Stored items

........

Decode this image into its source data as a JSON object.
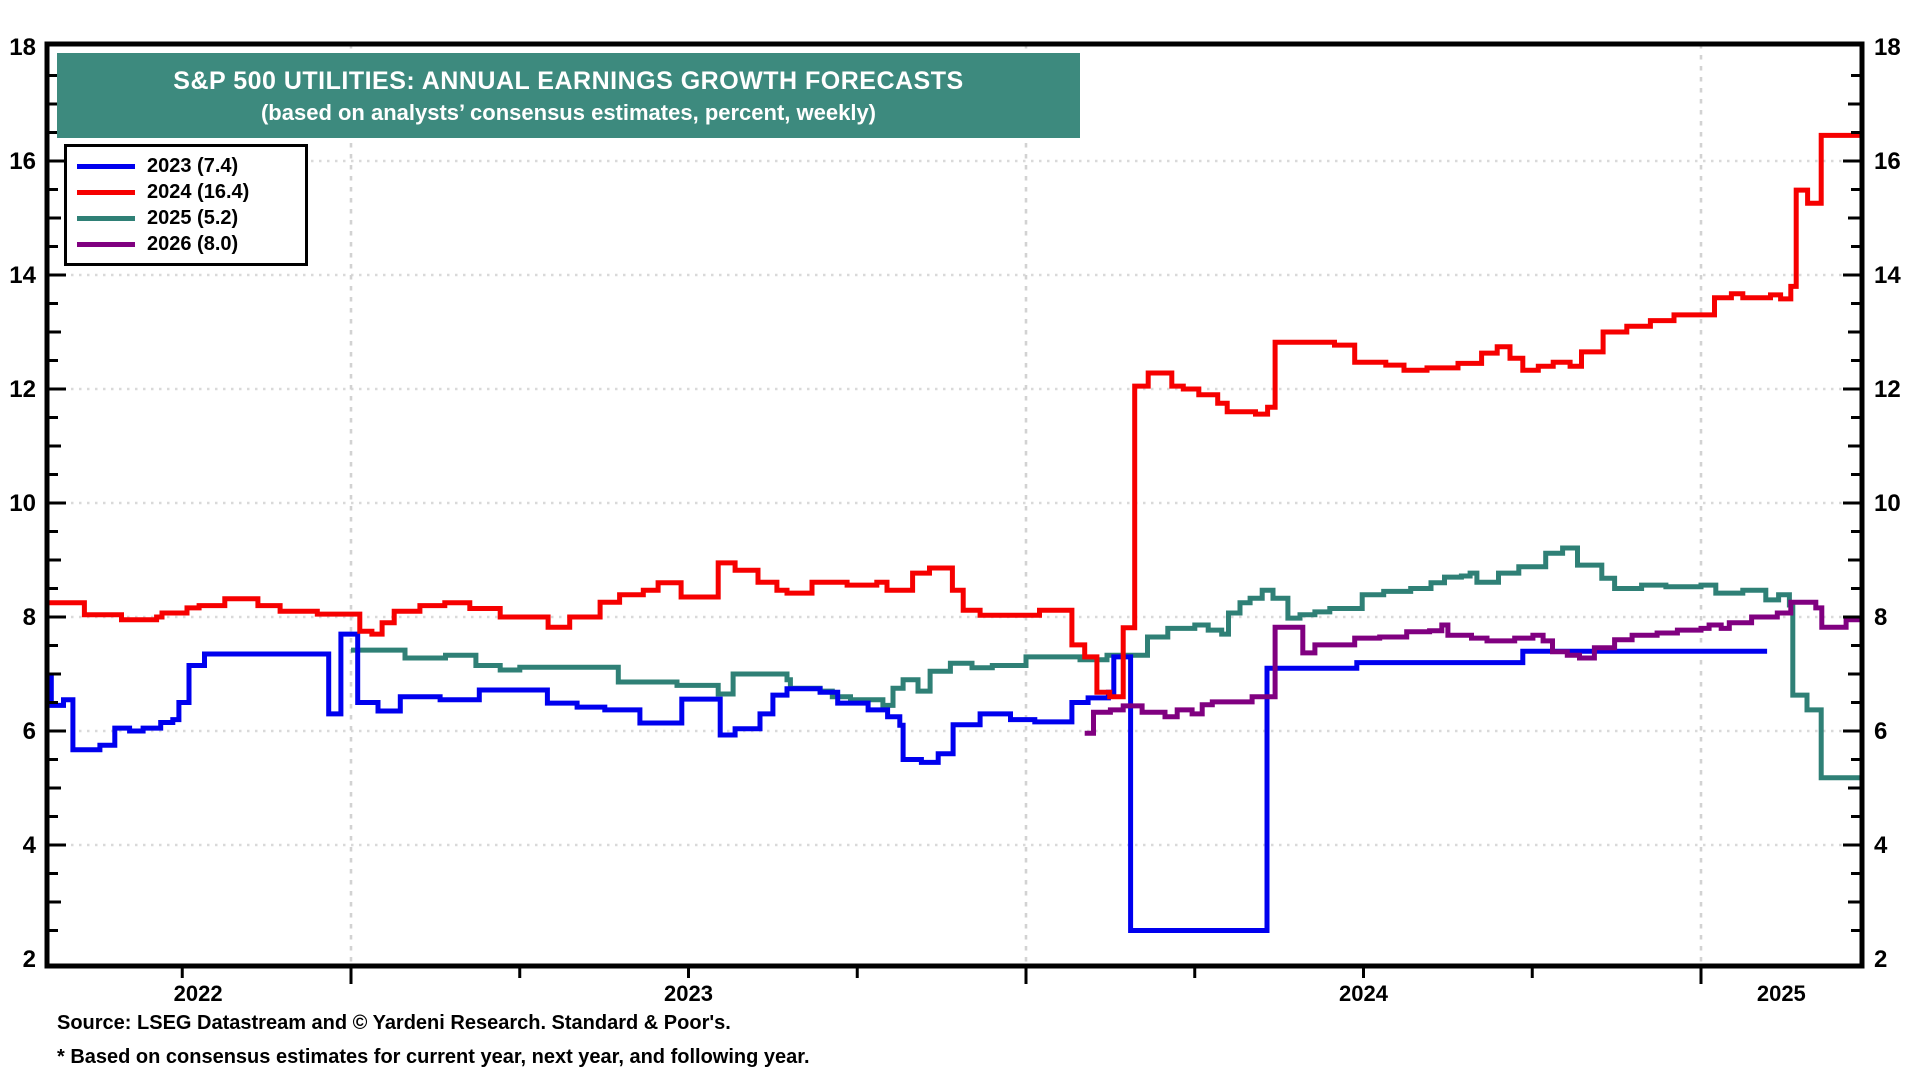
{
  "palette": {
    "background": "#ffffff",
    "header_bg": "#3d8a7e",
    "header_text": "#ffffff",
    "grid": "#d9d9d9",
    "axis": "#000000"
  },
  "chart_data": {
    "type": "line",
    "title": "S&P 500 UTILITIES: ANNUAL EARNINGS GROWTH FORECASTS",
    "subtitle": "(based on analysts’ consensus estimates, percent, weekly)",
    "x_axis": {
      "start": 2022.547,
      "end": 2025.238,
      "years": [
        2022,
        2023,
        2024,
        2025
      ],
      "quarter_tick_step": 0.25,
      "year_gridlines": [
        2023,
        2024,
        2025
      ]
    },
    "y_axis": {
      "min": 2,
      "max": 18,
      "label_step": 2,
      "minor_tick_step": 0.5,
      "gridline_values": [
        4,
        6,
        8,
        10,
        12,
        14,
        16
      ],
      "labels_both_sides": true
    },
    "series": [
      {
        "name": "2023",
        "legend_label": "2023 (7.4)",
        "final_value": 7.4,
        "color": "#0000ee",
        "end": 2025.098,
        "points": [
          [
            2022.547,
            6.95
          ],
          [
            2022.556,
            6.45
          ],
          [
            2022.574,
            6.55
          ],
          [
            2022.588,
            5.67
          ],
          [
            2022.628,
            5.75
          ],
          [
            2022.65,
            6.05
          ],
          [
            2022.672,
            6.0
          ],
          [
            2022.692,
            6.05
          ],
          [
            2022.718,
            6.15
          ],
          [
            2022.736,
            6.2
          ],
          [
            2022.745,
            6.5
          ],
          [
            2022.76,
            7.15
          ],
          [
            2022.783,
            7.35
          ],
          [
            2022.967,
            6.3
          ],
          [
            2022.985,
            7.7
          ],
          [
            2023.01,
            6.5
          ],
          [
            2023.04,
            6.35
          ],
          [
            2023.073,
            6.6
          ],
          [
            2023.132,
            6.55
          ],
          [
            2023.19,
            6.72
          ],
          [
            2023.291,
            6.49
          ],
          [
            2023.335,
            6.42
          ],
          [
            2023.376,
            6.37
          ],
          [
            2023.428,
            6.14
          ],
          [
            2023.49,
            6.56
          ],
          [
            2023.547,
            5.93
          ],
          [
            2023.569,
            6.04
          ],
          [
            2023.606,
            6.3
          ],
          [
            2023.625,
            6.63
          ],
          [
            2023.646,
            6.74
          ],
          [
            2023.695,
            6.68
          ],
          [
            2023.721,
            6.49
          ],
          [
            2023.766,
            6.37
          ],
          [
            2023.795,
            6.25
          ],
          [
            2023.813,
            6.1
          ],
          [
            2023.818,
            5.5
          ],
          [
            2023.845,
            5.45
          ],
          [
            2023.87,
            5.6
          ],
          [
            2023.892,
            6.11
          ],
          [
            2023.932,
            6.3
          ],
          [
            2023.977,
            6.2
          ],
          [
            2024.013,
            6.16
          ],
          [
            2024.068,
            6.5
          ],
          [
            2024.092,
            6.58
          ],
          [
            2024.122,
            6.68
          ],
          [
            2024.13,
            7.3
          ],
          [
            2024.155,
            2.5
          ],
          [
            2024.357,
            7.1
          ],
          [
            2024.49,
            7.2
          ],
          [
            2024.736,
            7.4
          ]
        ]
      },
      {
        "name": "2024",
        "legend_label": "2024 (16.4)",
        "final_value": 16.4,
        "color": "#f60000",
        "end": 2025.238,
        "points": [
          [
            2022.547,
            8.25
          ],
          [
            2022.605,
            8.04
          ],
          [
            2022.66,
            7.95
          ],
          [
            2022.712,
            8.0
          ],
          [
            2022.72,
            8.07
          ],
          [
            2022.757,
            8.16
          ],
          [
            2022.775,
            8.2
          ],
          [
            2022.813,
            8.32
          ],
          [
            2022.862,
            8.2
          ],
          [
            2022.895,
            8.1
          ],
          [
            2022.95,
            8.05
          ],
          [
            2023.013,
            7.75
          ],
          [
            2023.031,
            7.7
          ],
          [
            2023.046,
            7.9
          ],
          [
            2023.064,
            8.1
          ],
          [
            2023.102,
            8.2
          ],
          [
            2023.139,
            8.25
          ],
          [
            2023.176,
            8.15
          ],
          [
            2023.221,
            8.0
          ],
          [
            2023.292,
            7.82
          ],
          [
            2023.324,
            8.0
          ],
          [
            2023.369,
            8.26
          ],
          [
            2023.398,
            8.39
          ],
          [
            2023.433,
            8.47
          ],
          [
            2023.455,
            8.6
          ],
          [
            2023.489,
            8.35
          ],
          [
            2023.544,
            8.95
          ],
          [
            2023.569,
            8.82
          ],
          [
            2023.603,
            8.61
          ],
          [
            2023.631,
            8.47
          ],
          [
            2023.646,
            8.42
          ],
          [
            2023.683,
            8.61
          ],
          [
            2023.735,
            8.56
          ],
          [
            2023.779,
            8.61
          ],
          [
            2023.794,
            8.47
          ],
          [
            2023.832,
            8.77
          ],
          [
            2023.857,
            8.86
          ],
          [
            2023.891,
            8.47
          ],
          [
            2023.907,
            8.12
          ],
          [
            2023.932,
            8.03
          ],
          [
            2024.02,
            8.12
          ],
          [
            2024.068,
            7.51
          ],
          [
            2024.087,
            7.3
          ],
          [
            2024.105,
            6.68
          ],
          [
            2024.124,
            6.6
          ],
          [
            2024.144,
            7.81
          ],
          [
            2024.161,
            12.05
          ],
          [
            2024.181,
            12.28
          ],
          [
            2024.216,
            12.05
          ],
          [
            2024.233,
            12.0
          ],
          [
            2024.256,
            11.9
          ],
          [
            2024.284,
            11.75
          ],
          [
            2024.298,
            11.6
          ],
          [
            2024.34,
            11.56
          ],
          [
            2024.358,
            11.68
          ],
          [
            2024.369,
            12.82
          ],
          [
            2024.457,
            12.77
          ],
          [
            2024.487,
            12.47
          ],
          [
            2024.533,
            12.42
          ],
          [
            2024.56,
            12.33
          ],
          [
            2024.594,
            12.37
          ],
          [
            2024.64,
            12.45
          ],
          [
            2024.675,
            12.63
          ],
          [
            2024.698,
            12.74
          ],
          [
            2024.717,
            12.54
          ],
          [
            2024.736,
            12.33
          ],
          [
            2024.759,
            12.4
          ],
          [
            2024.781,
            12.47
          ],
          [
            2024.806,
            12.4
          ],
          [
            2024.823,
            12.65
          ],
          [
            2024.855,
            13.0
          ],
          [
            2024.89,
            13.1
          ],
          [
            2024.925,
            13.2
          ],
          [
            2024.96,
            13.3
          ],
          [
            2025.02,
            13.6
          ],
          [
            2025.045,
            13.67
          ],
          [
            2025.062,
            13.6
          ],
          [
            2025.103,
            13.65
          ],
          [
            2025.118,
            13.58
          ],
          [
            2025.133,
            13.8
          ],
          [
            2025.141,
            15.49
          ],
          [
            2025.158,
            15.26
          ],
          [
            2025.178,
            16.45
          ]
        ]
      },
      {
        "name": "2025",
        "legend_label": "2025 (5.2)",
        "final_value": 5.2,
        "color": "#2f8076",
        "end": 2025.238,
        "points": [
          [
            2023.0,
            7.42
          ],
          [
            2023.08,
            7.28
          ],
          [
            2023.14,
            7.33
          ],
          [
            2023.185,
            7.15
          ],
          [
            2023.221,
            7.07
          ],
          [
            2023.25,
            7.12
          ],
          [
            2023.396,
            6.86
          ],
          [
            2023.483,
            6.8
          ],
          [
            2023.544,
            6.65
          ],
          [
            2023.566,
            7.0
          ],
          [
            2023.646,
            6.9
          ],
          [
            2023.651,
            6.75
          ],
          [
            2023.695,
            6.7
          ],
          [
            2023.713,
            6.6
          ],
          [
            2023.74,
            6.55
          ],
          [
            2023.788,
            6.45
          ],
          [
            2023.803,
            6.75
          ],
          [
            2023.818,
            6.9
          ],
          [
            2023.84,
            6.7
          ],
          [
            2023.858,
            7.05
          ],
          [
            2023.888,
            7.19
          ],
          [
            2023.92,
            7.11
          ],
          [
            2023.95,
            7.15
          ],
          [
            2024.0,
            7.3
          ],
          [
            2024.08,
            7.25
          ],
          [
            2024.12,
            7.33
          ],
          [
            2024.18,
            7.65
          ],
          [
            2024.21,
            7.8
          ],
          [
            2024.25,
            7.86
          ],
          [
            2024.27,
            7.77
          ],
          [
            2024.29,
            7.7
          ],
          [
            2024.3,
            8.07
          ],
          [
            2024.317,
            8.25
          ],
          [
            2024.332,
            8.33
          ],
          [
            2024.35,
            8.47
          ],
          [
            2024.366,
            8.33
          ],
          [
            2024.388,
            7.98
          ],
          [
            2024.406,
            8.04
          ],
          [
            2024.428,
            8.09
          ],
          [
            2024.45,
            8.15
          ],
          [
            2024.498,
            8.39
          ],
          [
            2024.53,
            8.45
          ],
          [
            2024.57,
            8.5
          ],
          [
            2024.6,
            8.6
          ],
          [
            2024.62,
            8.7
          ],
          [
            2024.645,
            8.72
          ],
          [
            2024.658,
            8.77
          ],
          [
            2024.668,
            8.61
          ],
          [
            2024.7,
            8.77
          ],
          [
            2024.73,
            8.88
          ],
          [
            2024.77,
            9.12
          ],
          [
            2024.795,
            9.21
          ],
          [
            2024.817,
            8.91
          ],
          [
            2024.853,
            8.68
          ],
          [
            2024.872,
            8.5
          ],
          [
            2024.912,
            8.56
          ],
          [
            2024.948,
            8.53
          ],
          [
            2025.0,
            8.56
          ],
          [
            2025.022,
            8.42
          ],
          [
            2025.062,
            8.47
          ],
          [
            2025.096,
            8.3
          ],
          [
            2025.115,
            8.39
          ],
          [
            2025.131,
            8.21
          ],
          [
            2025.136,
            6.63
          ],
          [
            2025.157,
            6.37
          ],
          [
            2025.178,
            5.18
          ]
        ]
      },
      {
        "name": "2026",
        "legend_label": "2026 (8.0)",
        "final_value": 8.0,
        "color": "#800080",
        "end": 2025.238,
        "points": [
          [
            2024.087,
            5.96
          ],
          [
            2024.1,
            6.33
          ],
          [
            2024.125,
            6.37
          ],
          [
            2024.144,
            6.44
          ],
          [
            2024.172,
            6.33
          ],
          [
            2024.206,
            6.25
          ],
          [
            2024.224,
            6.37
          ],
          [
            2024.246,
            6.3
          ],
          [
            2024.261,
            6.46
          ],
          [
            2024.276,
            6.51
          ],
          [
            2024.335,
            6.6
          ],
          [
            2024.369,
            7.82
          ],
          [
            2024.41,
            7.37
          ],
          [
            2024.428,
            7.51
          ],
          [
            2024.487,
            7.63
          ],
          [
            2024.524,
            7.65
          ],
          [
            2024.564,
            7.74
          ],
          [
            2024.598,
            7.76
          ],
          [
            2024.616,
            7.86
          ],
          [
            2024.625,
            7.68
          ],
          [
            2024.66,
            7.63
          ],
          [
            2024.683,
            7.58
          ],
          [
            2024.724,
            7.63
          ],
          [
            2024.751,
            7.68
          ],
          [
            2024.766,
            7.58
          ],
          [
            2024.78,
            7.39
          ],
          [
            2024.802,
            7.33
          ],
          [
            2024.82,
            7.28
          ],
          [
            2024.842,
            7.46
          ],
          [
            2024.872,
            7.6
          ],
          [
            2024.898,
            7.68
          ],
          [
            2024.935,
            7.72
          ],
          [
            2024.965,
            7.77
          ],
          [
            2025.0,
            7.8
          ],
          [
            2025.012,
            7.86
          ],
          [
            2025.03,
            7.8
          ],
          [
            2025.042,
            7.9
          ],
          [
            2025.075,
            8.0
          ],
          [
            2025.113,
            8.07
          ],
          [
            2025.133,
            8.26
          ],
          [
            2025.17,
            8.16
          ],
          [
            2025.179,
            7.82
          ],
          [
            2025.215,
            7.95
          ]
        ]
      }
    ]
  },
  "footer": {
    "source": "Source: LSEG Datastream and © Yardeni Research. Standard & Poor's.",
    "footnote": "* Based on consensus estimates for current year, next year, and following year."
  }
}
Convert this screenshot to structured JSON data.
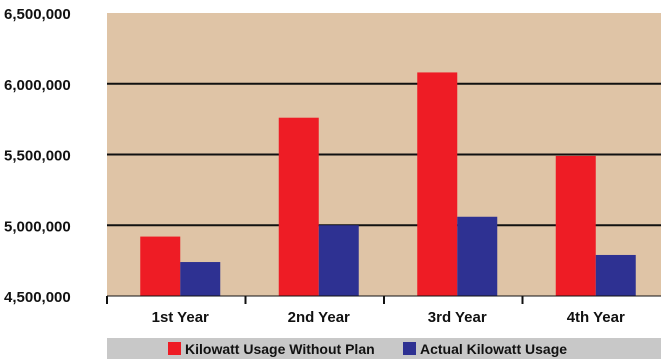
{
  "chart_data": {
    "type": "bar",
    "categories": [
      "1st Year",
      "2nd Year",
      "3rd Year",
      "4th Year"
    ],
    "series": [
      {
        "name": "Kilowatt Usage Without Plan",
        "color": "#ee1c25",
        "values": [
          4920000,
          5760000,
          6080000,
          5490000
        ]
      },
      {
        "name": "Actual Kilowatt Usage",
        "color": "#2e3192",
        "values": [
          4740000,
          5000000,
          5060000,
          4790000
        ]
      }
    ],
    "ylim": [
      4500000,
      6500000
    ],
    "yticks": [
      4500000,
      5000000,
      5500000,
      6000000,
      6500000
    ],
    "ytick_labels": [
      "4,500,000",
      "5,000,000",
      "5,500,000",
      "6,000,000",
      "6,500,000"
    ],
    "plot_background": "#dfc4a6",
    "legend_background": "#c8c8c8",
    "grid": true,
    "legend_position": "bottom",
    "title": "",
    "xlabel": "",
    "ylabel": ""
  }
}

........

Retype, without any picture, exactly the lines from the one with "Convert this screenshot" through the end of the entries, inclusive.

▶ _EXERCISE OUTPUT_:
Convert this screenshot to structured JSON data.
{
  "chart_data": {
    "type": "bar",
    "categories": [
      "1st Year",
      "2nd Year",
      "3rd Year",
      "4th Year"
    ],
    "series": [
      {
        "name": "Kilowatt Usage Without Plan",
        "color": "#ee1c25",
        "values": [
          4920000,
          5760000,
          6080000,
          5490000
        ]
      },
      {
        "name": "Actual Kilowatt Usage",
        "color": "#2e3192",
        "values": [
          4740000,
          5000000,
          5060000,
          4790000
        ]
      }
    ],
    "ylim": [
      4500000,
      6500000
    ],
    "yticks": [
      4500000,
      5000000,
      5500000,
      6000000,
      6500000
    ],
    "ytick_labels": [
      "4,500,000",
      "5,000,000",
      "5,500,000",
      "6,000,000",
      "6,500,000"
    ],
    "plot_background": "#dfc4a6",
    "legend_background": "#c8c8c8",
    "grid": true,
    "legend_position": "bottom",
    "title": "",
    "xlabel": "",
    "ylabel": ""
  }
}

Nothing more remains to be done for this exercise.